# Work required:
Select all lines in the records that include "document".

-- Start Raw records --

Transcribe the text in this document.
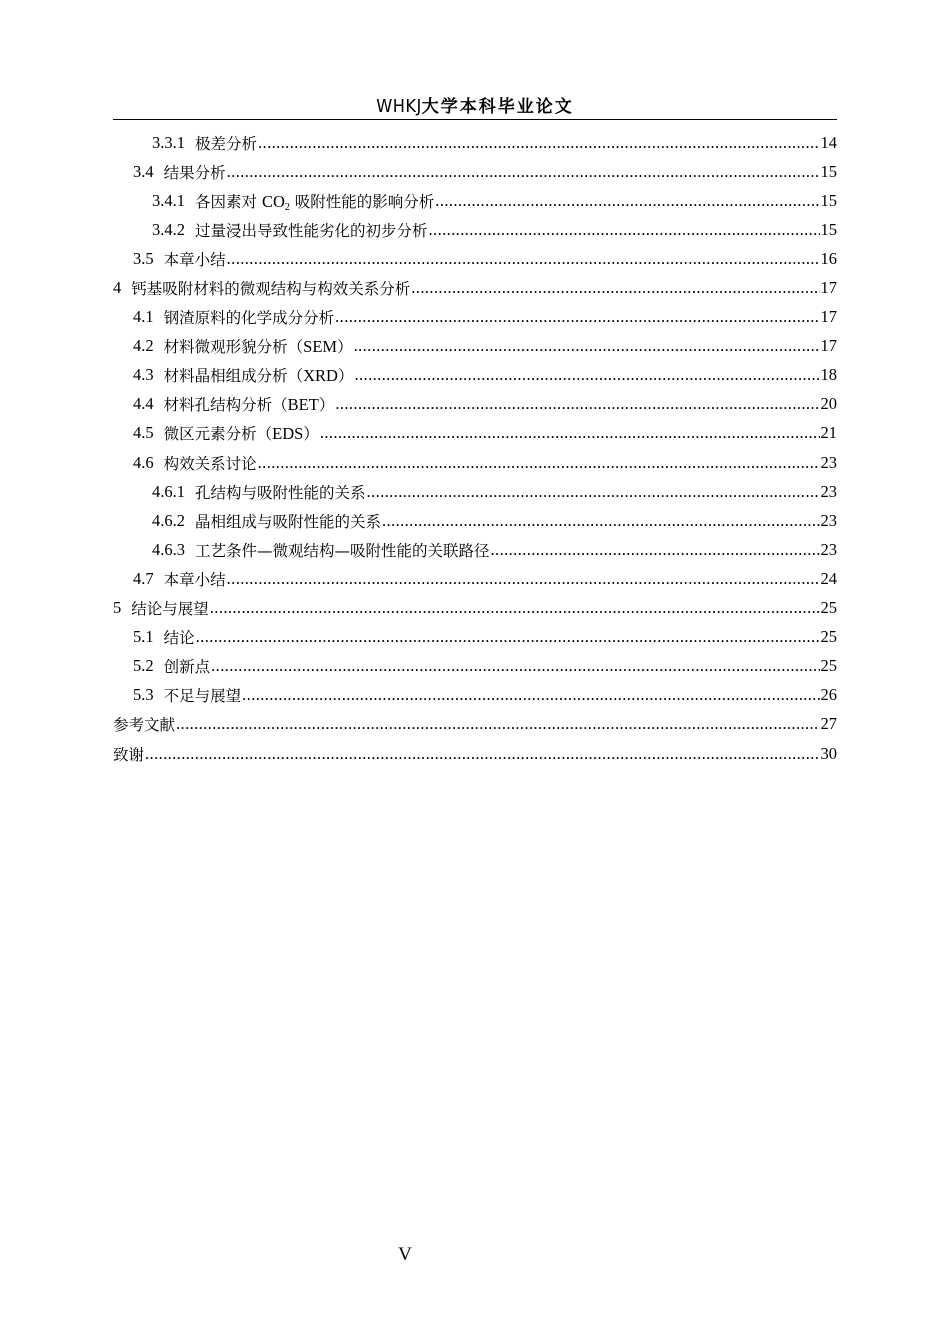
WHKJ大学本科毕业论文
3.3.1 极差分析 .....	14
3.4 结果分析 .....	15
3.4.1 各因素对 $CO_2$ 吸附性能的影响分析 .....	15
3.4.2 过量浸出导致性能劣化的初步分析 .....	15
3.5 本章小结 .....	16
4 钙基吸附材料的微观结构与构效关系分析 .....	17
4.1 钢渣原料的化学成分分析 .....	17
4.2 材料微观形貌分析（SEM） .....	17
4.3 材料晶相组成分析（XRD） .....	18
4.4 材料孔结构分析（BET） .....	20
4.5 微区元素分析（EDS） .....	21
4.6 构效关系讨论 .....	23
4.6.1 孔结构与吸附性能的关系 .....	23
4.6.2 晶相组成与吸附性能的关系 .....	23
4.6.3 工艺条件—微观结构—吸附性能的关联路径 .....	23
4.7 本章小结 .....	24
5 结论与展望 .....	25
5.1 结论 .....	25
5.2 创新点 .....	25
5.3 不足与展望 .....	26
参考文献 .....	27
致谢 .....	30
V
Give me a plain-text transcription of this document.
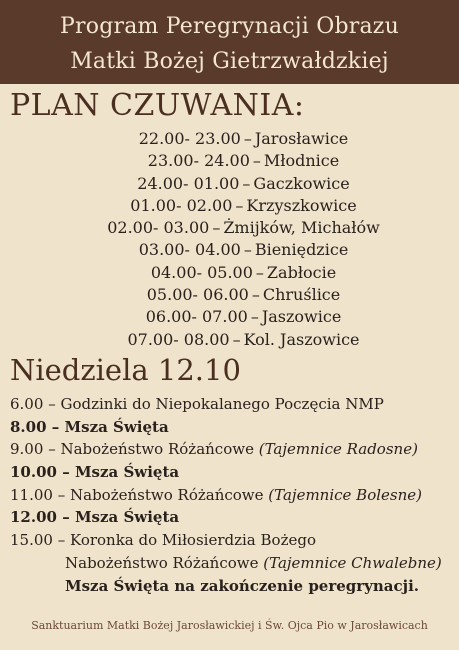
Program Peregrynacji Obrazu
Matki Bożej Gietrzwałdzkiej
PLAN CZUWANIA:
22.00- 23.00 – Jarosławice
23.00- 24.00 – Młodnice
24.00- 01.00 – Gaczkowice
01.00- 02.00 – Krzyszkowice
02.00- 03.00 – Żmijków, Michałów
03.00- 04.00 – Bieniędzice
04.00- 05.00 – Zabłocie
05.00- 06.00 – Chruślice
06.00- 07.00 – Jaszowice
07.00- 08.00 – Kol. Jaszowice
Niedziela 12.10
6.00 – Godzinki do Niepokalanego Poczęcia NMP
8.00 – Msza Święta
9.00 – Nabożeństwo Różańcowe (Tajemnice Radosne)
10.00 – Msza Święta
11.00 – Nabożeństwo Różańcowe (Tajemnice Bolesne)
12.00 – Msza Święta
15.00 – Koronka do Miłosierdzia Bożego
Nabożeństwo Różańcowe (Tajemnice Chwalebne)
Msza Święta na zakończenie peregrynacji.
Sanktuarium Matki Bożej Jarosławickiej i Św. Ojca Pio w Jarosławicach
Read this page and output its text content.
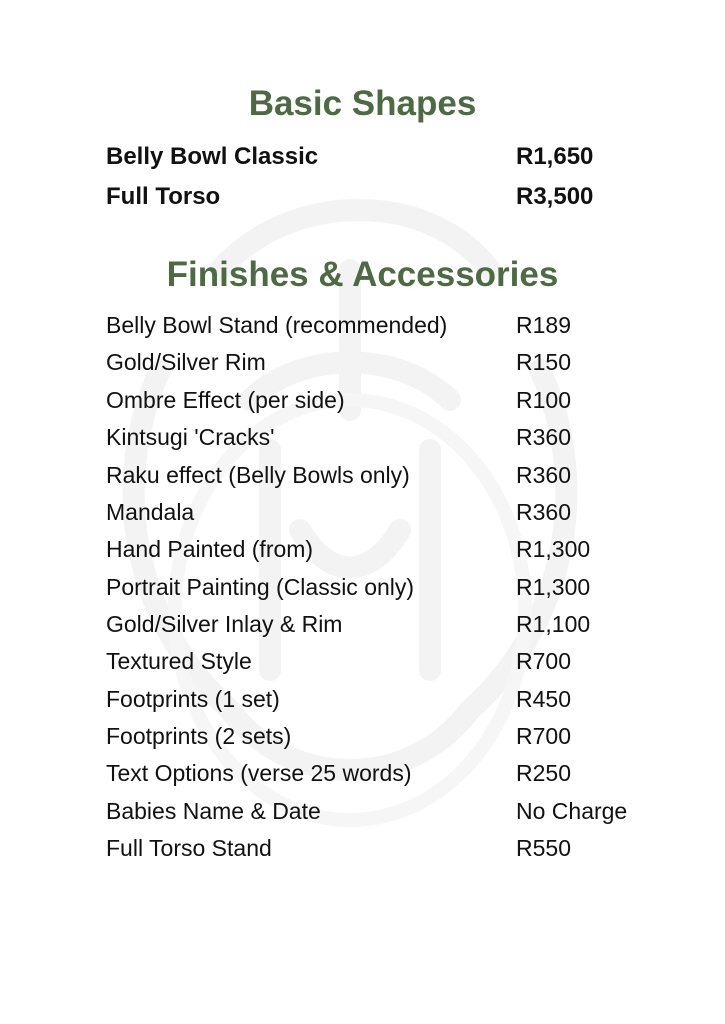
Basic Shapes
Belly Bowl Classic	R1,650
Full Torso	R3,500
Finishes & Accessories
Belly Bowl Stand (recommended)	R189
Gold/Silver Rim	R150
Ombre Effect (per side)	R100
Kintsugi 'Cracks'	R360
Raku effect (Belly Bowls only)	R360
Mandala	R360
Hand Painted (from)	R1,300
Portrait Painting (Classic only)	R1,300
Gold/Silver Inlay & Rim	R1,100
Textured Style	R700
Footprints (1 set)	R450
Footprints (2 sets)	R700
Text Options (verse 25 words)	R250
Babies Name & Date	No Charge
Full Torso Stand	R550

-- End Raw records --

# Response:
Transcribe the text in this document.
Give me a plain-text transcription of this document.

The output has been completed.